* [What to produce]: Find every line in the records below that contains the word "well", and copy each such line.

* [Exercise materials]:
┄┄┄┄┄┄
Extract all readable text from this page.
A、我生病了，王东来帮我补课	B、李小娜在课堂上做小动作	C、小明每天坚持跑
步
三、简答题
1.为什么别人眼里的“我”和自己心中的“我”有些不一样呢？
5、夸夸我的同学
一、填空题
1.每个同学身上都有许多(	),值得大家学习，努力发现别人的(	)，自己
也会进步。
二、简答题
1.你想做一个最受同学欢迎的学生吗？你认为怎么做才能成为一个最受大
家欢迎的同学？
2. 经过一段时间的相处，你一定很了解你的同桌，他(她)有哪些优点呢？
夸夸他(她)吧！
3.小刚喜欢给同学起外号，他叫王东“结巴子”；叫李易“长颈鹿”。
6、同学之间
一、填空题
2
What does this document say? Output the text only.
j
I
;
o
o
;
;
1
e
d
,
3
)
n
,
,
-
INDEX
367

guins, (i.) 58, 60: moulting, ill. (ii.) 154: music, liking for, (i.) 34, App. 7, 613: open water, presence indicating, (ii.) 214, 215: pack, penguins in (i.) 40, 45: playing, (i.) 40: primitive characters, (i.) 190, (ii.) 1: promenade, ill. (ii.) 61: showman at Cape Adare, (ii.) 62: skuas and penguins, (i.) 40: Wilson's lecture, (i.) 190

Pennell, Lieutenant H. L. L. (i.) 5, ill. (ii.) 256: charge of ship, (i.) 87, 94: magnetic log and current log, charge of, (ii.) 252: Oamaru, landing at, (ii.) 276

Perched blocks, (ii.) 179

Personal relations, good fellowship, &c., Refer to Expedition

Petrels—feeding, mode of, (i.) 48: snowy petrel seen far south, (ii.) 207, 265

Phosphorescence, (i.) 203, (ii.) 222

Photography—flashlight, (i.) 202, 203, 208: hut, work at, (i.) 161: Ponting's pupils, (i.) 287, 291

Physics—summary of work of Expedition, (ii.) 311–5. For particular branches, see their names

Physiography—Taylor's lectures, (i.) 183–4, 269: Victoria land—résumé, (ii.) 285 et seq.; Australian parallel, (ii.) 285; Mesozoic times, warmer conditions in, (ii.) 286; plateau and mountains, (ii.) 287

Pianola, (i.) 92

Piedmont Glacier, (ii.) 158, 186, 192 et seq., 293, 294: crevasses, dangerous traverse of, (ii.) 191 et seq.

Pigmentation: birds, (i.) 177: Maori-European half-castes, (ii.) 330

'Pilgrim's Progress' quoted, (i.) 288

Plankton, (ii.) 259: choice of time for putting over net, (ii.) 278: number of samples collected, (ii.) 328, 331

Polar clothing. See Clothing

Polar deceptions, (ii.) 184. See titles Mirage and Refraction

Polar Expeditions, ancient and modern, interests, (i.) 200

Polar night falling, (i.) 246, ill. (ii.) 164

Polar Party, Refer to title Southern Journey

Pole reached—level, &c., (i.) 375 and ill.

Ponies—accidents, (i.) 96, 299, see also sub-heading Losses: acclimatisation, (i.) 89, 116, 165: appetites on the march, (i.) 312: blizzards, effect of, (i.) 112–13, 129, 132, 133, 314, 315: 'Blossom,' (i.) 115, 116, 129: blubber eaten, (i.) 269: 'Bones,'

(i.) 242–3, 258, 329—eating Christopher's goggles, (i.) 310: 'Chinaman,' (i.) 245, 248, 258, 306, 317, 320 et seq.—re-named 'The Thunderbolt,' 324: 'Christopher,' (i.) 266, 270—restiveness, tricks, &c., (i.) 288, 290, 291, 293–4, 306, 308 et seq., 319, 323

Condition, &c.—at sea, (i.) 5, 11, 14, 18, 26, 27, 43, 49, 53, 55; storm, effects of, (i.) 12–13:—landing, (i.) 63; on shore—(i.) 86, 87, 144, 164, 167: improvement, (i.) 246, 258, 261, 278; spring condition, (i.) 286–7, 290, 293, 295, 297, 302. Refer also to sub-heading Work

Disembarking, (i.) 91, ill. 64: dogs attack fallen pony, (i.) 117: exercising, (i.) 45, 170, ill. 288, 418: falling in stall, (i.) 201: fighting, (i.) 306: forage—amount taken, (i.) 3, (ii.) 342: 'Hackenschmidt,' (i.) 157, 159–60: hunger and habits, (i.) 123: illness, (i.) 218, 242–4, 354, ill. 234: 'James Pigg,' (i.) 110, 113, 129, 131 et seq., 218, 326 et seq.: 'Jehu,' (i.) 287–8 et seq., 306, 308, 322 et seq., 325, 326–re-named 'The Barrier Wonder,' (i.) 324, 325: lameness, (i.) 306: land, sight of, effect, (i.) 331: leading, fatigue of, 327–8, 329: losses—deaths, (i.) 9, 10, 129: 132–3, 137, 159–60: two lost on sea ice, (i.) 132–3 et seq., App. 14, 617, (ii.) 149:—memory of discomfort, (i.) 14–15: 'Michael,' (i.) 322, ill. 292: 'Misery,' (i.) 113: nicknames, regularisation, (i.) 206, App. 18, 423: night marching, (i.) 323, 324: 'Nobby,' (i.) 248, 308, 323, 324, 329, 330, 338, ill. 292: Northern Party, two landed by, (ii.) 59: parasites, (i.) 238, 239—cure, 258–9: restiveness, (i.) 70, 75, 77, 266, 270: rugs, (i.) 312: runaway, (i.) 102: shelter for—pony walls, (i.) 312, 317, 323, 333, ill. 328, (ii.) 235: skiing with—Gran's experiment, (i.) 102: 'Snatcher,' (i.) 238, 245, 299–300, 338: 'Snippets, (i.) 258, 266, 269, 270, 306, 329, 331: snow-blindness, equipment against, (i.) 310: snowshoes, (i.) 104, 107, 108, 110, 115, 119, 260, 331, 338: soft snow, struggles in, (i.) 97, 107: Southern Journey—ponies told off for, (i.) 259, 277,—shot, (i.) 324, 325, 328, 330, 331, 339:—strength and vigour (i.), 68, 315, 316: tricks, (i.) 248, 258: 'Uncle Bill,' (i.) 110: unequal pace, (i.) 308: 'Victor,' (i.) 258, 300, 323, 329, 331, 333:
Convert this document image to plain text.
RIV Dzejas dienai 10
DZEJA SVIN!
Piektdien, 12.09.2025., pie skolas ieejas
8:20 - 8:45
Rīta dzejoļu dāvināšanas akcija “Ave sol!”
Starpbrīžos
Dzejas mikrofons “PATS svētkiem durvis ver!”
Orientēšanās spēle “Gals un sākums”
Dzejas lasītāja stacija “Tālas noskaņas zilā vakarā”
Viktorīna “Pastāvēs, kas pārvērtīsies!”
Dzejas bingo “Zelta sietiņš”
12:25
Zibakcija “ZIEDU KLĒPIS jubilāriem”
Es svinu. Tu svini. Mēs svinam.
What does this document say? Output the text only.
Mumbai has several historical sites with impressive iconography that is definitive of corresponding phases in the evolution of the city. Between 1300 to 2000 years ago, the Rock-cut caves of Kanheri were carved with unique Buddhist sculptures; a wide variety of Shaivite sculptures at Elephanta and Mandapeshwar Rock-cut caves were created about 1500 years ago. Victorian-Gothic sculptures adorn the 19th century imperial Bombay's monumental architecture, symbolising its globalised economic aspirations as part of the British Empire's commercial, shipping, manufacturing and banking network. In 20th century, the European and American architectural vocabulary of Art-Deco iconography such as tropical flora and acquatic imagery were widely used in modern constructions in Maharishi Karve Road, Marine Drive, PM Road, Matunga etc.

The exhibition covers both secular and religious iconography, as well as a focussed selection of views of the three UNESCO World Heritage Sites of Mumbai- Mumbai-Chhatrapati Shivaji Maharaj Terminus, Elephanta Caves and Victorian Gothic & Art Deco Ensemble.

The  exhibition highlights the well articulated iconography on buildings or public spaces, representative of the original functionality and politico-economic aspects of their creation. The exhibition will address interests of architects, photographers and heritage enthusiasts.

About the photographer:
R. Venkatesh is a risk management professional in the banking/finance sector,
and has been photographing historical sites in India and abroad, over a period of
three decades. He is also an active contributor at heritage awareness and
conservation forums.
┄┄┄┄┄┄
* [Result]:
The exhibition covers both secular and religious iconography, as well as a focussed selection of views of the three UNESCO World Heritage Sites of Mumbai- Mumbai-Chhatrapati Shivaji Maharaj Terminus, Elephanta Caves and Victorian Gothic & Art Deco Ensemble.
The  exhibition highlights the well articulated iconography on buildings or public spaces, representative of the original functionality and politico-economic aspects of their creation. The exhibition will address interests of architects, photographers and heritage enthusiasts.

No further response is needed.